== The data ==
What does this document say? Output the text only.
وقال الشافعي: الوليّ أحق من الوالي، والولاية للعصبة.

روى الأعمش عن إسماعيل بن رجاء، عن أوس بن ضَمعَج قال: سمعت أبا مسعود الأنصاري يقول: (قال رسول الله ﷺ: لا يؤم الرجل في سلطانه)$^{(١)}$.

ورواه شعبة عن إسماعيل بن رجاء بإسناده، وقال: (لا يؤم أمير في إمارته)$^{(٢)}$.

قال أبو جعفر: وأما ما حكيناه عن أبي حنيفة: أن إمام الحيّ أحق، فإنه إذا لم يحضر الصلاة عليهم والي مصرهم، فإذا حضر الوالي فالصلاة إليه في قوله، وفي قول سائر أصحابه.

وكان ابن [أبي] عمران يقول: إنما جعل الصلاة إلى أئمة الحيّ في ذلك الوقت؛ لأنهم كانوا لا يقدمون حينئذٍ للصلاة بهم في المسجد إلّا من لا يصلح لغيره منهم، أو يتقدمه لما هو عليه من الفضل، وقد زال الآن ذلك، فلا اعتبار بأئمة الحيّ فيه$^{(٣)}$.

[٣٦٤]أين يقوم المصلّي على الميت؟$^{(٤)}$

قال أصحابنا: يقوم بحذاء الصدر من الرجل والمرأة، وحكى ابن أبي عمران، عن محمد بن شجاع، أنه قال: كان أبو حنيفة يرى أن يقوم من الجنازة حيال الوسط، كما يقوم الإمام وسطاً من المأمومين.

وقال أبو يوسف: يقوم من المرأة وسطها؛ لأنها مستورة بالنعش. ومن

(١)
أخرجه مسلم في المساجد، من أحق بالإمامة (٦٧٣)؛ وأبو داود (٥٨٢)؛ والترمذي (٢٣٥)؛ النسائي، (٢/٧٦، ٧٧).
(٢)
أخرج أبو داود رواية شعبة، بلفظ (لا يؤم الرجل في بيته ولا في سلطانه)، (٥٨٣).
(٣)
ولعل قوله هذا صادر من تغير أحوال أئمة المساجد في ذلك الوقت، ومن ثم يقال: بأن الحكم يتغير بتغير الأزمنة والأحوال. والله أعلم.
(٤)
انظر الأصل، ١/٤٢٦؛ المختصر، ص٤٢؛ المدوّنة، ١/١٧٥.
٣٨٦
===
- Problem details
Copy all the records above precisely.

- Output of the task
What does this document say? Output the text only.
وقال الشافعي: الوليّ أحق من الوالي، والولاية للعصبة.

روى الأعمش عن إسماعيل بن رجاء، عن أوس بن ضَمعَج قال: سمعت أبا مسعود الأنصاري يقول: (قال رسول الله ﷺ: لا يؤم الرجل في سلطانه)$^{(١)}$.

ورواه شعبة عن إسماعيل بن رجاء بإسناده، وقال: (لا يؤم أمير في إمارته)$^{(٢)}$.

قال أبو جعفر: وأما ما حكيناه عن أبي حنيفة: أن إمام الحيّ أحق، فإنه إذا لم يحضر الصلاة عليهم والي مصرهم، فإذا حضر الوالي فالصلاة إليه في قوله، وفي قول سائر أصحابه.

وكان ابن [أبي] عمران يقول: إنما جعل الصلاة إلى أئمة الحيّ في ذلك الوقت؛ لأنهم كانوا لا يقدمون حينئذٍ للصلاة بهم في المسجد إلّا من لا يصلح لغيره منهم، أو يتقدمه لما هو عليه من الفضل، وقد زال الآن ذلك، فلا اعتبار بأئمة الحيّ فيه$^{(٣)}$.

[٣٦٤]أين يقوم المصلّي على الميت؟$^{(٤)}$

قال أصحابنا: يقوم بحذاء الصدر من الرجل والمرأة، وحكى ابن أبي عمران، عن محمد بن شجاع، أنه قال: كان أبو حنيفة يرى أن يقوم من الجنازة حيال الوسط، كما يقوم الإمام وسطاً من المأمومين.

وقال أبو يوسف: يقوم من المرأة وسطها؛ لأنها مستورة بالنعش. ومن

(١)
أخرجه مسلم في المساجد، من أحق بالإمامة (٦٧٣)؛ وأبو داود (٥٨٢)؛ والترمذي (٢٣٥)؛ النسائي، (٢/٧٦، ٧٧).
(٢)
أخرج أبو داود رواية شعبة، بلفظ (لا يؤم الرجل في بيته ولا في سلطانه)، (٥٨٣).
(٣)
ولعل قوله هذا صادر من تغير أحوال أئمة المساجد في ذلك الوقت، ومن ثم يقال: بأن الحكم يتغير بتغير الأزمنة والأحوال. والله أعلم.
(٤)
انظر الأصل، ١/٤٢٦؛ المختصر، ص٤٢؛ المدوّنة، ١/١٧٥.
٣٨٦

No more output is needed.